▶ [Aim of the exercise] What lines of the data hold the string "Imported"? Pull each one out.

▶ [Data for review]
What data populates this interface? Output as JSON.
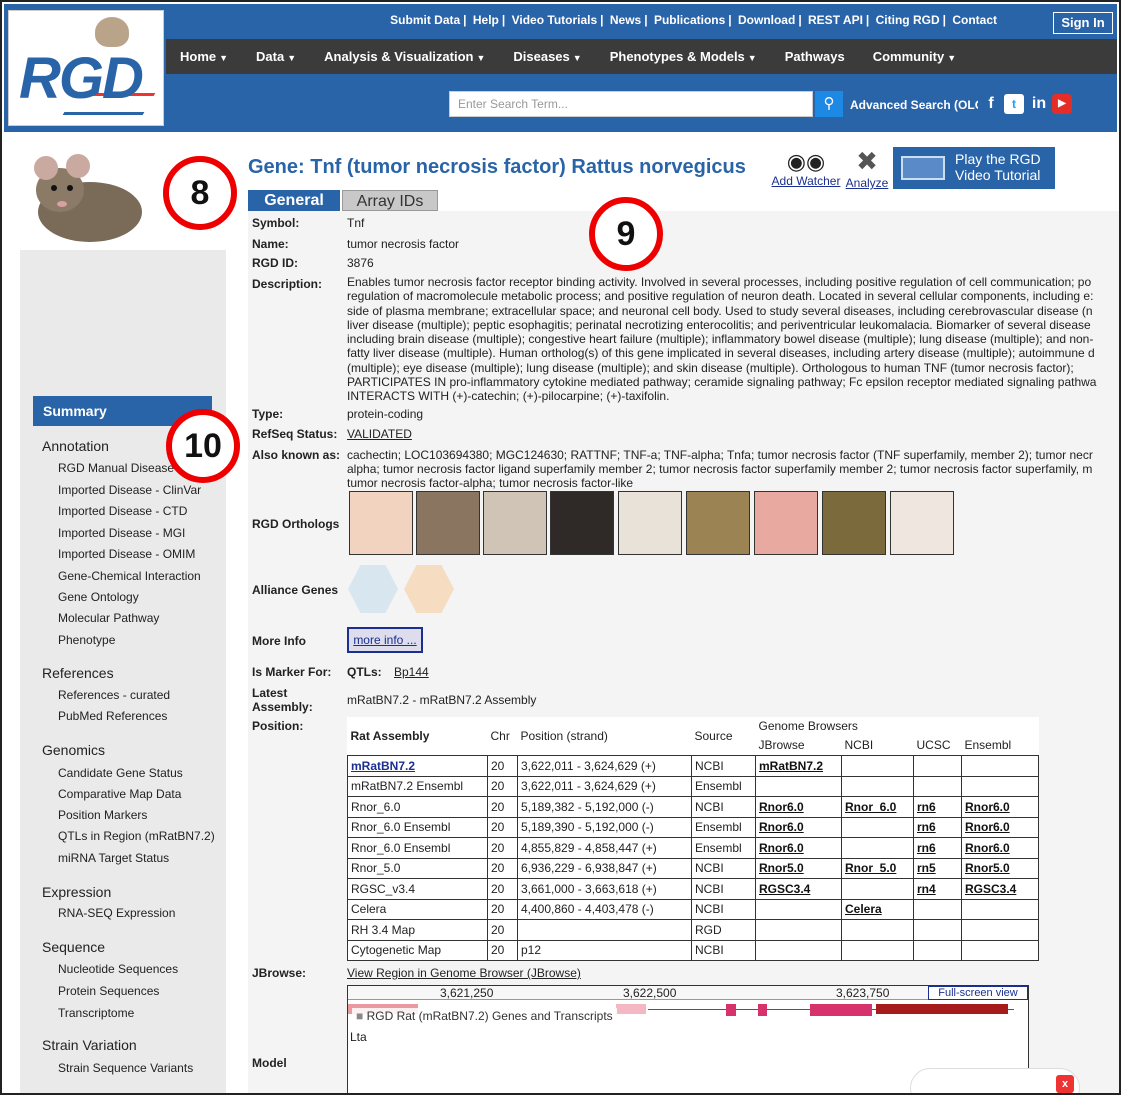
{
  "header": {
    "top_links": [
      "Submit Data",
      "Help",
      "Video Tutorials",
      "News",
      "Publications",
      "Download",
      "REST API",
      "Citing RGD",
      "Contact"
    ],
    "sign_in": "Sign In",
    "nav": [
      "Home",
      "Data",
      "Analysis & Visualization",
      "Diseases",
      "Phenotypes & Models",
      "Pathways",
      "Community"
    ],
    "search_placeholder": "Enter Search Term...",
    "advanced_search": "Advanced Search (OLG",
    "social": [
      "f",
      "t",
      "in",
      "▶"
    ],
    "logo_text": "RGD"
  },
  "badges": [
    "8",
    "9",
    "10"
  ],
  "sidebar": {
    "active": "Summary",
    "sections": [
      {
        "title": "Annotation",
        "items": [
          "RGD Manual Disease",
          "Imported Disease - ClinVar",
          "Imported Disease - CTD",
          "Imported Disease - MGI",
          "Imported Disease - OMIM",
          "Gene-Chemical Interaction",
          "Gene Ontology",
          "Molecular Pathway",
          "Phenotype"
        ]
      },
      {
        "title": "References",
        "items": [
          "References - curated",
          "PubMed References"
        ]
      },
      {
        "title": "Genomics",
        "items": [
          "Candidate Gene Status",
          "Comparative Map Data",
          "Position Markers",
          "QTLs in Region (mRatBN7.2)",
          "miRNA Target Status"
        ]
      },
      {
        "title": "Expression",
        "items": [
          "RNA-SEQ Expression"
        ]
      },
      {
        "title": "Sequence",
        "items": [
          "Nucleotide Sequences",
          "Protein Sequences",
          "Transcriptome"
        ]
      },
      {
        "title": "Strain Variation",
        "items": [
          "Strain Sequence Variants"
        ]
      }
    ]
  },
  "gene": {
    "title": "Gene: Tnf (tumor necrosis factor) Rattus norvegicus",
    "add_watcher": "Add Watcher",
    "analyze": "Analyze",
    "video": "Play the RGD Video Tutorial",
    "tabs": [
      "General",
      "Array IDs"
    ],
    "labels": {
      "symbol": "Symbol:",
      "name": "Name:",
      "rgd_id": "RGD ID:",
      "description": "Description:",
      "type": "Type:",
      "refseq": "RefSeq Status:",
      "aka": "Also known as:",
      "orthologs": "RGD Orthologs",
      "alliance": "Alliance Genes",
      "more_info": "More Info",
      "marker": "Is Marker For:",
      "assembly": "Latest Assembly:",
      "position": "Position:",
      "jbrowse": "JBrowse:",
      "model": "Model"
    },
    "symbol": "Tnf",
    "name": "tumor necrosis factor",
    "rgd_id": "3876",
    "description": "Enables tumor necrosis factor receptor binding activity. Involved in several processes, including positive regulation of cell communication; po regulation of macromolecule metabolic process; and positive regulation of neuron death. Located in several cellular components, including e: side of plasma membrane; extracellular space; and neuronal cell body. Used to study several diseases, including cerebrovascular disease (n liver disease (multiple); peptic esophagitis; perinatal necrotizing enterocolitis; and periventricular leukomalacia. Biomarker of several disease including brain disease (multiple); congestive heart failure (multiple); inflammatory bowel disease (multiple); lung disease (multiple); and non- fatty liver disease (multiple). Human ortholog(s) of this gene implicated in several diseases, including artery disease (multiple); autoimmune d (multiple); eye disease (multiple); lung disease (multiple); and skin disease (multiple). Orthologous to human TNF (tumor necrosis factor); PARTICIPATES IN pro-inflammatory cytokine mediated pathway; ceramide signaling pathway; Fc epsilon receptor mediated signaling pathwa INTERACTS WITH (+)-catechin; (+)-pilocarpine; (+)-taxifolin.",
    "type": "protein-coding",
    "refseq": "VALIDATED",
    "aka": "cachectin; LOC103694380; MGC124630; RATTNF; TNF-a; TNF-alpha; Tnfa; tumor necrosis factor (TNF superfamily, member 2); tumor necr alpha; tumor necrosis factor ligand superfamily member 2; tumor necrosis factor superfamily member 2; tumor necrosis factor superfamily, m tumor necrosis factor-alpha; tumor necrosis factor-like",
    "more_info_btn": "more info ...",
    "marker_prefix": "QTLs:",
    "marker_link": "Bp144",
    "assembly": "mRatBN7.2 - mRatBN7.2 Assembly",
    "jbrowse_link": "View Region in Genome Browser (JBrowse)"
  },
  "position_table": {
    "group_header": "Genome Browsers",
    "headers": [
      "Rat Assembly",
      "Chr",
      "Position (strand)",
      "Source",
      "JBrowse",
      "NCBI",
      "UCSC",
      "Ensembl"
    ],
    "rows": [
      [
        "mRatBN7.2",
        "20",
        "3,622,011 - 3,624,629 (+)",
        "NCBI",
        "mRatBN7.2",
        "",
        "",
        ""
      ],
      [
        "mRatBN7.2 Ensembl",
        "20",
        "3,622,011 - 3,624,629 (+)",
        "Ensembl",
        "",
        "",
        "",
        ""
      ],
      [
        "Rnor_6.0",
        "20",
        "5,189,382 - 5,192,000 (-)",
        "NCBI",
        "Rnor6.0",
        "Rnor_6.0",
        "rn6",
        "Rnor6.0"
      ],
      [
        "Rnor_6.0 Ensembl",
        "20",
        "5,189,390 - 5,192,000 (-)",
        "Ensembl",
        "Rnor6.0",
        "",
        "rn6",
        "Rnor6.0"
      ],
      [
        "Rnor_6.0 Ensembl",
        "20",
        "4,855,829 - 4,858,447 (+)",
        "Ensembl",
        "Rnor6.0",
        "",
        "rn6",
        "Rnor6.0"
      ],
      [
        "Rnor_5.0",
        "20",
        "6,936,229 - 6,938,847 (+)",
        "NCBI",
        "Rnor5.0",
        "Rnor_5.0",
        "rn5",
        "Rnor5.0"
      ],
      [
        "RGSC_v3.4",
        "20",
        "3,661,000 - 3,663,618 (+)",
        "NCBI",
        "RGSC3.4",
        "",
        "rn4",
        "RGSC3.4"
      ],
      [
        "Celera",
        "20",
        "4,400,860 - 4,403,478 (-)",
        "NCBI",
        "",
        "Celera",
        "",
        ""
      ],
      [
        "RH 3.4 Map",
        "20",
        "",
        "RGD",
        "",
        "",
        "",
        ""
      ],
      [
        "Cytogenetic Map",
        "20",
        "p12",
        "NCBI",
        "",
        "",
        "",
        ""
      ]
    ]
  },
  "jbrowse_view": {
    "ticks": [
      "3,621,250",
      "3,622,500",
      "3,623,750"
    ],
    "full_screen": "Full-screen view",
    "track_label": "RGD Rat (mRatBN7.2) Genes and Transcripts",
    "feature_label": "Lta"
  },
  "colors": {
    "brand_blue": "#2a64a8",
    "nav_dark": "#3b3b3b",
    "badge_red": "#e00000"
  }
}
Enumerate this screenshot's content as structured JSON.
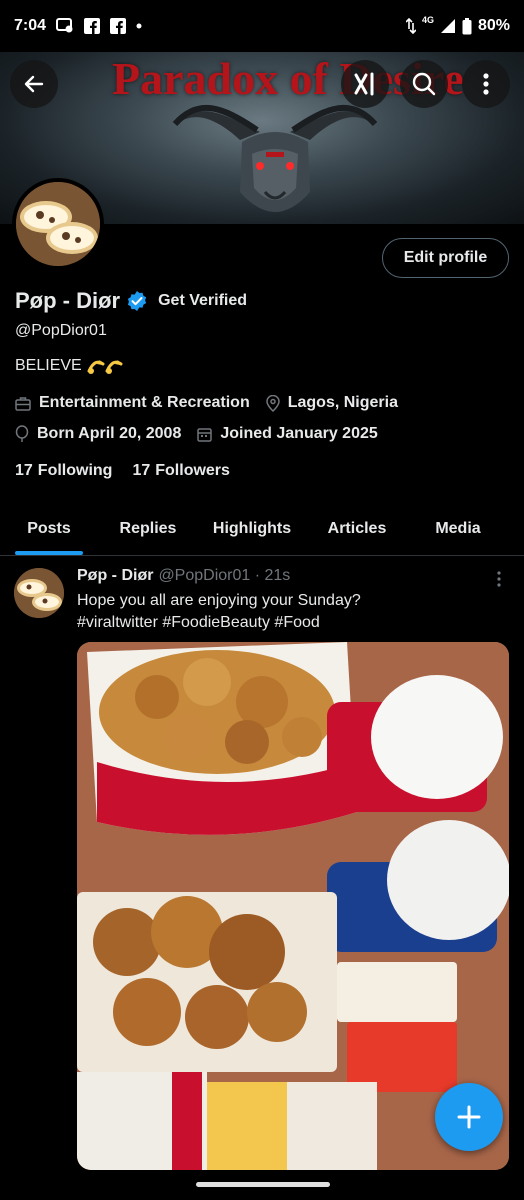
{
  "status_bar": {
    "time": "7:04",
    "network": "4G",
    "battery": "80%"
  },
  "banner": {
    "title": "Paradox of Desire",
    "badge_text": "XI"
  },
  "profile": {
    "display_name": "Pøp - Diør",
    "get_verified": "Get Verified",
    "handle": "@PopDior01",
    "bio": "BELIEVE",
    "category": "Entertainment & Recreation",
    "location": "Lagos, Nigeria",
    "born": "Born April 20, 2008",
    "joined": "Joined January 2025",
    "following_count": "17",
    "following_label": "Following",
    "followers_count": "17",
    "followers_label": "Followers",
    "edit_profile": "Edit profile"
  },
  "tabs": [
    {
      "label": "Posts",
      "active": true
    },
    {
      "label": "Replies",
      "active": false
    },
    {
      "label": "Highlights",
      "active": false
    },
    {
      "label": "Articles",
      "active": false
    },
    {
      "label": "Media",
      "active": false
    }
  ],
  "post": {
    "name": "Pøp - Diør",
    "handle_time": "@PopDior01 · 21s",
    "line1": "Hope you all are enjoying your Sunday?",
    "line2": "#viraltwitter #FoodieBeauty #Food"
  },
  "icons": {
    "back": "back-arrow-icon",
    "grok": "grok-icon",
    "search": "search-icon",
    "more": "more-vertical-icon",
    "compose": "plus-icon"
  },
  "colors": {
    "accent": "#1d9bf0",
    "background": "#000000",
    "banner_title": "#b3151a"
  }
}
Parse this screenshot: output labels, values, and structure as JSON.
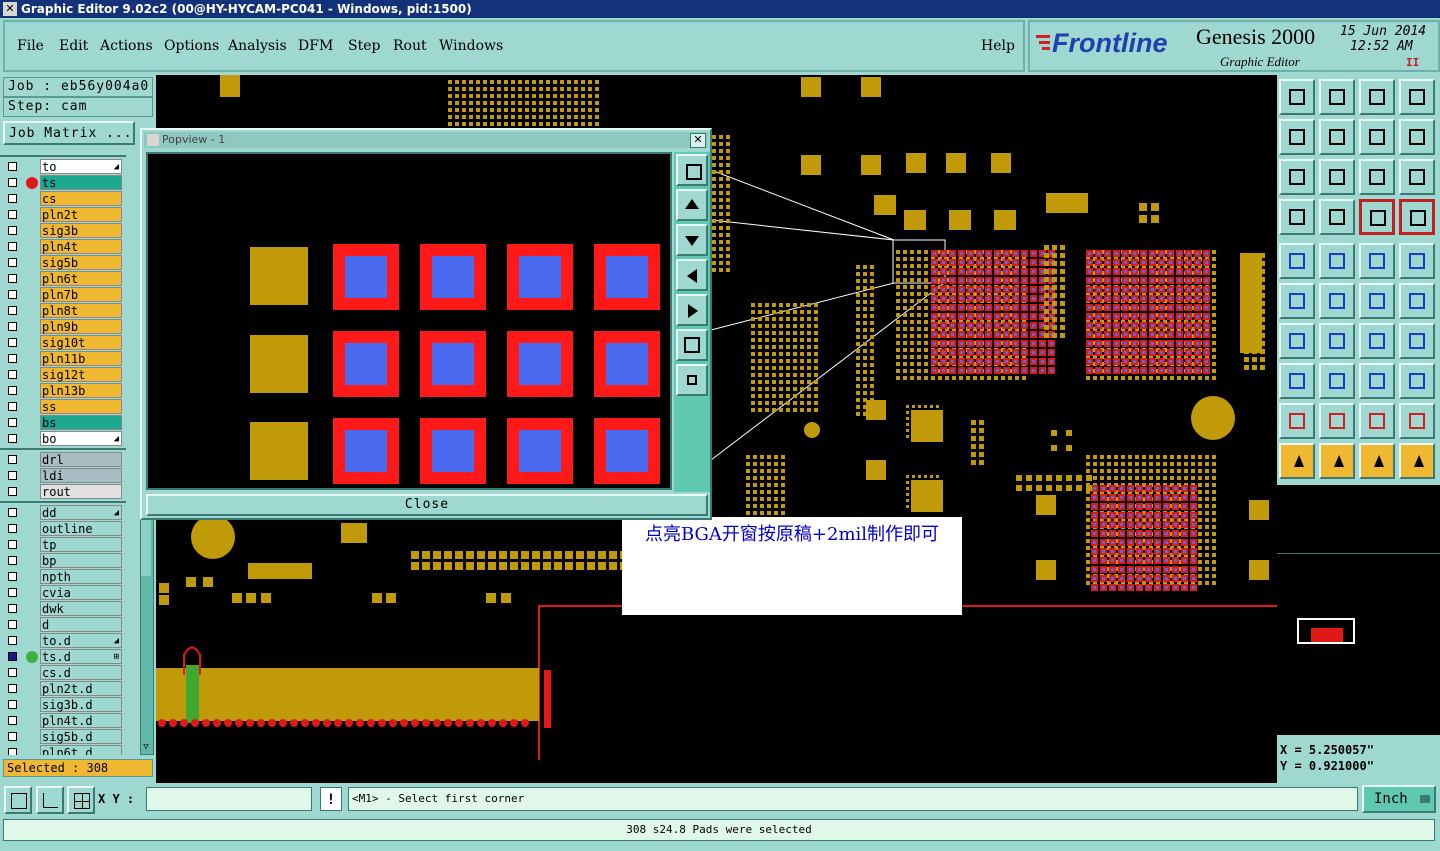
{
  "window": {
    "title": "Graphic Editor 9.02c2 (00@HY-HYCAM-PC041 - Windows, pid:1500)",
    "close_glyph": "✕"
  },
  "menu": {
    "items": [
      "File",
      "Edit",
      "Actions",
      "Options",
      "Analysis",
      "DFM",
      "Step",
      "Rout",
      "Windows"
    ],
    "help": "Help"
  },
  "brand": {
    "logo": "Frontline",
    "product": "Genesis 2000",
    "subtitle": "Graphic Editor",
    "date": "15 Jun 2014",
    "time": "12:52 AM",
    "pause": "II"
  },
  "job": {
    "job_label": "Job : eb56y004a0",
    "step_label": "Step: cam",
    "matrix_button": "Job Matrix ..."
  },
  "layers_group1": [
    {
      "name": "to",
      "color": "#ffffff",
      "mark": "◢"
    },
    {
      "name": "ts",
      "color": "#1aa890",
      "dot": true
    },
    {
      "name": "cs",
      "color": "#f0b830"
    },
    {
      "name": "pln2t",
      "color": "#f0b830"
    },
    {
      "name": "sig3b",
      "color": "#f0b830"
    },
    {
      "name": "pln4t",
      "color": "#f0b830"
    },
    {
      "name": "sig5b",
      "color": "#f0b830"
    },
    {
      "name": "pln6t",
      "color": "#f0b830"
    },
    {
      "name": "pln7b",
      "color": "#f0b830"
    },
    {
      "name": "pln8t",
      "color": "#f0b830"
    },
    {
      "name": "pln9b",
      "color": "#f0b830"
    },
    {
      "name": "sig10t",
      "color": "#f0b830"
    },
    {
      "name": "pln11b",
      "color": "#f0b830"
    },
    {
      "name": "sig12t",
      "color": "#f0b830"
    },
    {
      "name": "pln13b",
      "color": "#f0b830"
    },
    {
      "name": "ss",
      "color": "#f0b830"
    },
    {
      "name": "bs",
      "color": "#1aa890"
    },
    {
      "name": "bo",
      "color": "#ffffff",
      "mark": "◢"
    }
  ],
  "layers_group2": [
    {
      "name": "drl",
      "color": "#a8bcc4"
    },
    {
      "name": "ldi",
      "color": "#a8bcc4"
    },
    {
      "name": "rout",
      "color": "#e0e0e0"
    }
  ],
  "layers_group3": [
    {
      "name": "dd",
      "color": "#9fd8d0",
      "mark": "◢"
    },
    {
      "name": "outline",
      "color": "#9fd8d0"
    },
    {
      "name": "tp",
      "color": "#9fd8d0"
    },
    {
      "name": "bp",
      "color": "#9fd8d0"
    },
    {
      "name": "npth",
      "color": "#9fd8d0"
    },
    {
      "name": "cvia",
      "color": "#9fd8d0"
    },
    {
      "name": "dwk",
      "color": "#9fd8d0"
    },
    {
      "name": "d",
      "color": "#9fd8d0"
    },
    {
      "name": "to.d",
      "color": "#9fd8d0",
      "mark": "◢"
    },
    {
      "name": "ts.d",
      "color": "#9fd8d0",
      "work": true,
      "mark": "⊞"
    },
    {
      "name": "cs.d",
      "color": "#9fd8d0"
    },
    {
      "name": "pln2t.d",
      "color": "#9fd8d0"
    },
    {
      "name": "sig3b.d",
      "color": "#9fd8d0"
    },
    {
      "name": "pln4t.d",
      "color": "#9fd8d0"
    },
    {
      "name": "sig5b.d",
      "color": "#9fd8d0"
    },
    {
      "name": "pln6t.d",
      "color": "#9fd8d0"
    }
  ],
  "selected_label": "Selected : 308",
  "popview": {
    "title": "Popview - 1",
    "close_button": "Close",
    "close_glyph": "✕"
  },
  "annotation": "点亮BGA开窗按原稿+2mil制作即可",
  "coords": {
    "x": "X =  5.250057\"",
    "y": "Y =  0.921000\""
  },
  "bottom": {
    "xy_label": "X Y :",
    "xy_value": "",
    "warn": "!",
    "prompt": "<M1> - Select first corner",
    "units": "Inch",
    "message": "308 s24.8 Pads were selected"
  },
  "colors": {
    "pad": "#c09a08",
    "selected_outer": "#ff1a1a",
    "selected_inner": "#4a6af0",
    "bg": "#9fd8d0"
  }
}
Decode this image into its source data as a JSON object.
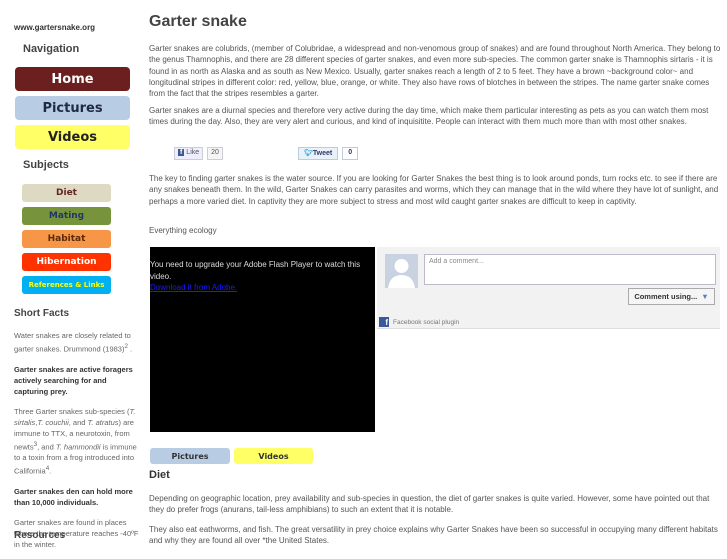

▶ [Answer for the task]
          "Imported Disease - ClinVar",
          "Imported Disease - CTD",
          "Imported Disease - MGI",
          "Imported Disease - OMIM",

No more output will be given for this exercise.